[Records excerpted from a collection]
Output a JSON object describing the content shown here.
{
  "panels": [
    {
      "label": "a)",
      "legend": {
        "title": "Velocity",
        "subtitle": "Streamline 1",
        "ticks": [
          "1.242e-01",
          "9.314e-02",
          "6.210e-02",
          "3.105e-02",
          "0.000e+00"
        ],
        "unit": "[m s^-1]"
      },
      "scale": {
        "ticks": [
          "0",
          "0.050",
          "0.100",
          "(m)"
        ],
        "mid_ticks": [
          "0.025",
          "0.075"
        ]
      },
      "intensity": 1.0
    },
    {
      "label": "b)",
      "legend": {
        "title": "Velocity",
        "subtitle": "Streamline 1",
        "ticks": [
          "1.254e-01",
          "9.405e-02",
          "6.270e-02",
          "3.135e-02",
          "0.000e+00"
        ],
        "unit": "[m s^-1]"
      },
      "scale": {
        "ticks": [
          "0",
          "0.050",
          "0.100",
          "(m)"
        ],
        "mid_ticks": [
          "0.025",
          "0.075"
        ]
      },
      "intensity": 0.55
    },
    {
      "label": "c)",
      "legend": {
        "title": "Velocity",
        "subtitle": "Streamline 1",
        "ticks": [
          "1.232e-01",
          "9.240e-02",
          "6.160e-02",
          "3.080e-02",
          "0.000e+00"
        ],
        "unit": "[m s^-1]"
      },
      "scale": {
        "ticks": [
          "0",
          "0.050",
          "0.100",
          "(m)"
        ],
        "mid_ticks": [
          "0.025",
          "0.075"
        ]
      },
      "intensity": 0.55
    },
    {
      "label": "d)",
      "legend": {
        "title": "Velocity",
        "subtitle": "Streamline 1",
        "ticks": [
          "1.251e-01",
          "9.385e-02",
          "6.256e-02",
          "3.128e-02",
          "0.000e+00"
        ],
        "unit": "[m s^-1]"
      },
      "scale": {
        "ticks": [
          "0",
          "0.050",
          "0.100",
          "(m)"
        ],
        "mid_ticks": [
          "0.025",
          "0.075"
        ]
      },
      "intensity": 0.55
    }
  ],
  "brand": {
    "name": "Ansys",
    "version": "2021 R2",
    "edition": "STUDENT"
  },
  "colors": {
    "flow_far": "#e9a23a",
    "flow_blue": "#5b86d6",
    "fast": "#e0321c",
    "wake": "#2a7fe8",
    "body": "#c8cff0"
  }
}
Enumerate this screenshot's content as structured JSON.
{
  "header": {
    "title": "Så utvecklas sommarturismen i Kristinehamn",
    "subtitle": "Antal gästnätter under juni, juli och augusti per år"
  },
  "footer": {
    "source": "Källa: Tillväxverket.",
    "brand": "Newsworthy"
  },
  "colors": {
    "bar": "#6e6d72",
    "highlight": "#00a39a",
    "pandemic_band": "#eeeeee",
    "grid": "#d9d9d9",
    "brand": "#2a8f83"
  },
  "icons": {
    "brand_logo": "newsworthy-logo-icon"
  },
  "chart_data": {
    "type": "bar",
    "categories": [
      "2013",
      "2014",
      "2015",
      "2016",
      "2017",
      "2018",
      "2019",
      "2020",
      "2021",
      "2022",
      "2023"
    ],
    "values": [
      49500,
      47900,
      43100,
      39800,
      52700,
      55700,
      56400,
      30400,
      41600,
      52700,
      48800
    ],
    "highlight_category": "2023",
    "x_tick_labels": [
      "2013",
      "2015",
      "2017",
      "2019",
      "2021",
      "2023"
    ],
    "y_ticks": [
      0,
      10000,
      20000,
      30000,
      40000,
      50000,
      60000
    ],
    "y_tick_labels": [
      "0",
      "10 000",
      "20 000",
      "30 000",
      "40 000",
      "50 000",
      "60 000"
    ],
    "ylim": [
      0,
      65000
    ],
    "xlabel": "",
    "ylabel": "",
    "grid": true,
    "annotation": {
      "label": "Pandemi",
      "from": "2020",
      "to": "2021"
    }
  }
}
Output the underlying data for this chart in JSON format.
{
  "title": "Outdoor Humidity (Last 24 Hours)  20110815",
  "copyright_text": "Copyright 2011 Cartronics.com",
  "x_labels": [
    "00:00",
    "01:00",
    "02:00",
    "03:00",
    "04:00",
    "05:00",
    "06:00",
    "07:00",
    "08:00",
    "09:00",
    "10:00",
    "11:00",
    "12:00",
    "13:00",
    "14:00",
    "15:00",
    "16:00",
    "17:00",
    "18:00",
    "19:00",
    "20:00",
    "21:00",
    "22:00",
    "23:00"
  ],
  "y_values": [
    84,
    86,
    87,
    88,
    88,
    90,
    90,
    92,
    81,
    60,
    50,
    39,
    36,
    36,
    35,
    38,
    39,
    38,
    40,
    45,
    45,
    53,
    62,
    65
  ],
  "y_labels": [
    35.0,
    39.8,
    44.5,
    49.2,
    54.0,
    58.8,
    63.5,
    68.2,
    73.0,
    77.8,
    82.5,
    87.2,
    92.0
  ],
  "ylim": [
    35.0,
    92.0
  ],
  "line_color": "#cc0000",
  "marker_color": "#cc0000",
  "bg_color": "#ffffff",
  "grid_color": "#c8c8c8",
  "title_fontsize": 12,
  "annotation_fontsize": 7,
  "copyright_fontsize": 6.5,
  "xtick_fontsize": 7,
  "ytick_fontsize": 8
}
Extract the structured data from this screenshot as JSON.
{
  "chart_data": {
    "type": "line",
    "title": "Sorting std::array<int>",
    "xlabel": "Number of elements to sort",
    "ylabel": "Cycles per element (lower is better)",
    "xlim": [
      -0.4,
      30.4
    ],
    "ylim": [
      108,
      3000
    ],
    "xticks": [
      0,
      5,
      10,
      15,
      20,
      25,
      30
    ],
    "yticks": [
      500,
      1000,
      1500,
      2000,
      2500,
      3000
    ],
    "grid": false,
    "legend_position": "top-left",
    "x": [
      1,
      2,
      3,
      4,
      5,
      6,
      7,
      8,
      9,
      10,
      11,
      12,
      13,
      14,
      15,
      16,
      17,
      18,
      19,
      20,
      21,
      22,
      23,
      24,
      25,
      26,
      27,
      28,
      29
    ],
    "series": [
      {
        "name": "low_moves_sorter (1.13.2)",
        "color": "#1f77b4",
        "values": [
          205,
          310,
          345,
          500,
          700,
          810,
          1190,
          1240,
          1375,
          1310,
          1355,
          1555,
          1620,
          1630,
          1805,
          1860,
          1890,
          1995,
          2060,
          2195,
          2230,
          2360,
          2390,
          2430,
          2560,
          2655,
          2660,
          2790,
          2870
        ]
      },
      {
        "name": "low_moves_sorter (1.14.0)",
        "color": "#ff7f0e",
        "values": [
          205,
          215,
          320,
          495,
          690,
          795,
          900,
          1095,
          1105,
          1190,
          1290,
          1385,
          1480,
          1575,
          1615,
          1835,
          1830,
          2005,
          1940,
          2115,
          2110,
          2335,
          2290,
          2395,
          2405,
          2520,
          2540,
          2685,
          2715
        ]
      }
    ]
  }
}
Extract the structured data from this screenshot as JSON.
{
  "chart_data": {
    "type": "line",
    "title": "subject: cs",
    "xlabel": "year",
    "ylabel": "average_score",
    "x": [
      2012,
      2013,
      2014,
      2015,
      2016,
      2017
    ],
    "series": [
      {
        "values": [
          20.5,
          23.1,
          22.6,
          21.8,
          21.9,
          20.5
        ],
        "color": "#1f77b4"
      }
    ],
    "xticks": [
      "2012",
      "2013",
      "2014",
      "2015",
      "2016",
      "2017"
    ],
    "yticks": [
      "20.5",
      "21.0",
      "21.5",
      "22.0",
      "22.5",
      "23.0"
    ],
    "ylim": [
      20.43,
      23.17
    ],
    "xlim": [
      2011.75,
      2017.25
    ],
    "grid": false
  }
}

**DESCRIPTION OF THE TASK:** From the entries above, extract each line containing "Output".

**CORRECT ANSWER:**
Output a JSON object describing the content shown here.
Output the underlying data for this chart in JSON format.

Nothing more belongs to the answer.